▶ _TASK DESCRIPTION_
Copy the full set of lines exactly as given.

▶ _EXTRACTED ENTRIES_
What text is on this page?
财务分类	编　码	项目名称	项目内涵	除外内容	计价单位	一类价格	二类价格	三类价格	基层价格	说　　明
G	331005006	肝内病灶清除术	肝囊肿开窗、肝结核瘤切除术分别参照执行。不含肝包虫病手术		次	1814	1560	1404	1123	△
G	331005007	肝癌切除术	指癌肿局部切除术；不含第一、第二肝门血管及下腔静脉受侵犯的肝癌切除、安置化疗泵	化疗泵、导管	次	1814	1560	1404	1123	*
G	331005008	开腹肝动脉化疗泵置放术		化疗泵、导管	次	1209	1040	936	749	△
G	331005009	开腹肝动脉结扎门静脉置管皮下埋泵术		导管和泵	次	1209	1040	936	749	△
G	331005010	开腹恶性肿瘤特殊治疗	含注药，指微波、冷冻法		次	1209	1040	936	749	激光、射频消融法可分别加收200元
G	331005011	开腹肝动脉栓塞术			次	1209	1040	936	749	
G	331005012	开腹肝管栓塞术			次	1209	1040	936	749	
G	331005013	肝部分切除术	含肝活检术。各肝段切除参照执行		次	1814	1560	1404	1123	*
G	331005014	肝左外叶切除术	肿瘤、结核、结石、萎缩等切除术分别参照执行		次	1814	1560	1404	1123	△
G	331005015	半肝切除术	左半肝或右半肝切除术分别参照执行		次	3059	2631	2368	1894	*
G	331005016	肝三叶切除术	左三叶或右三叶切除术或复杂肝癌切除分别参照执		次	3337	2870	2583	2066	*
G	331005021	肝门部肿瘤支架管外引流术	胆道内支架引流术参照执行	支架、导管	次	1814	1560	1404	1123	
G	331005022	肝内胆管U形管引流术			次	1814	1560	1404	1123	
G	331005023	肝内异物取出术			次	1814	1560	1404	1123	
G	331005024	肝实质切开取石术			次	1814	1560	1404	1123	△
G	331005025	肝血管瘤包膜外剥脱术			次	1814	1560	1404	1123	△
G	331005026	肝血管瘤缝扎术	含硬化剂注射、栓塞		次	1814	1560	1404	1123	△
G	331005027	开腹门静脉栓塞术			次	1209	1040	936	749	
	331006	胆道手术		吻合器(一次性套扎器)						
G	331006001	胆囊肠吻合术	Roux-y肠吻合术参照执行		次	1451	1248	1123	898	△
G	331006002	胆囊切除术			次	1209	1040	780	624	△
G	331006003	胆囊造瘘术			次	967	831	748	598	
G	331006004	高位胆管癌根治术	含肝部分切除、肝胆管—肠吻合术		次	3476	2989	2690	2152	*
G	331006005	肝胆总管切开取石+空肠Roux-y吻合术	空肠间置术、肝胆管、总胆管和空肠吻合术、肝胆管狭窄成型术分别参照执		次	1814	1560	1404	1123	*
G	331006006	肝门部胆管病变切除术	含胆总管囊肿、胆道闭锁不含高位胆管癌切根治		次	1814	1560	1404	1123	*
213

▶ _SOLUTION TO THE PROBLEM_
What text is on this page?
财务分类	编　码	项目名称	项目内涵	除外内容	计价单位	一类价格	二类价格	三类价格	基层价格	说　　明
G	331005006	肝内病灶清除术	肝囊肿开窗、肝结核瘤切除术分别参照执行。不含肝包虫病手术		次	1814	1560	1404	1123	△
G	331005007	肝癌切除术	指癌肿局部切除术；不含第一、第二肝门血管及下腔静脉受侵犯的肝癌切除、安置化疗泵	化疗泵、导管	次	1814	1560	1404	1123	*
G	331005008	开腹肝动脉化疗泵置放术		化疗泵、导管	次	1209	1040	936	749	△
G	331005009	开腹肝动脉结扎门静脉置管皮下埋泵术		导管和泵	次	1209	1040	936	749	△
G	331005010	开腹恶性肿瘤特殊治疗	含注药，指微波、冷冻法		次	1209	1040	936	749	激光、射频消融法可分别加收200元
G	331005011	开腹肝动脉栓塞术			次	1209	1040	936	749	
G	331005012	开腹肝管栓塞术			次	1209	1040	936	749	
G	331005013	肝部分切除术	含肝活检术。各肝段切除参照执行		次	1814	1560	1404	1123	*
G	331005014	肝左外叶切除术	肿瘤、结核、结石、萎缩等切除术分别参照执行		次	1814	1560	1404	1123	△
G	331005015	半肝切除术	左半肝或右半肝切除术分别参照执行		次	3059	2631	2368	1894	*
G	331005016	肝三叶切除术	左三叶或右三叶切除术或复杂肝癌切除分别参照执		次	3337	2870	2583	2066	*
G	331005021	肝门部肿瘤支架管外引流术	胆道内支架引流术参照执行	支架、导管	次	1814	1560	1404	1123	
G	331005022	肝内胆管U形管引流术			次	1814	1560	1404	1123	
G	331005023	肝内异物取出术			次	1814	1560	1404	1123	
G	331005024	肝实质切开取石术			次	1814	1560	1404	1123	△
G	331005025	肝血管瘤包膜外剥脱术			次	1814	1560	1404	1123	△
G	331005026	肝血管瘤缝扎术	含硬化剂注射、栓塞		次	1814	1560	1404	1123	△
G	331005027	开腹门静脉栓塞术			次	1209	1040	936	749	
	331006	胆道手术		吻合器(一次性套扎器)						
G	331006001	胆囊肠吻合术	Roux-y肠吻合术参照执行		次	1451	1248	1123	898	△
G	331006002	胆囊切除术			次	1209	1040	780	624	△
G	331006003	胆囊造瘘术			次	967	831	748	598	
G	331006004	高位胆管癌根治术	含肝部分切除、肝胆管—肠吻合术		次	3476	2989	2690	2152	*
G	331006005	肝胆总管切开取石+空肠Roux-y吻合术	空肠间置术、肝胆管、总胆管和空肠吻合术、肝胆管狭窄成型术分别参照执		次	1814	1560	1404	1123	*
G	331006006	肝门部胆管病变切除术	含胆总管囊肿、胆道闭锁不含高位胆管癌切根治		次	1814	1560	1404	1123	*
213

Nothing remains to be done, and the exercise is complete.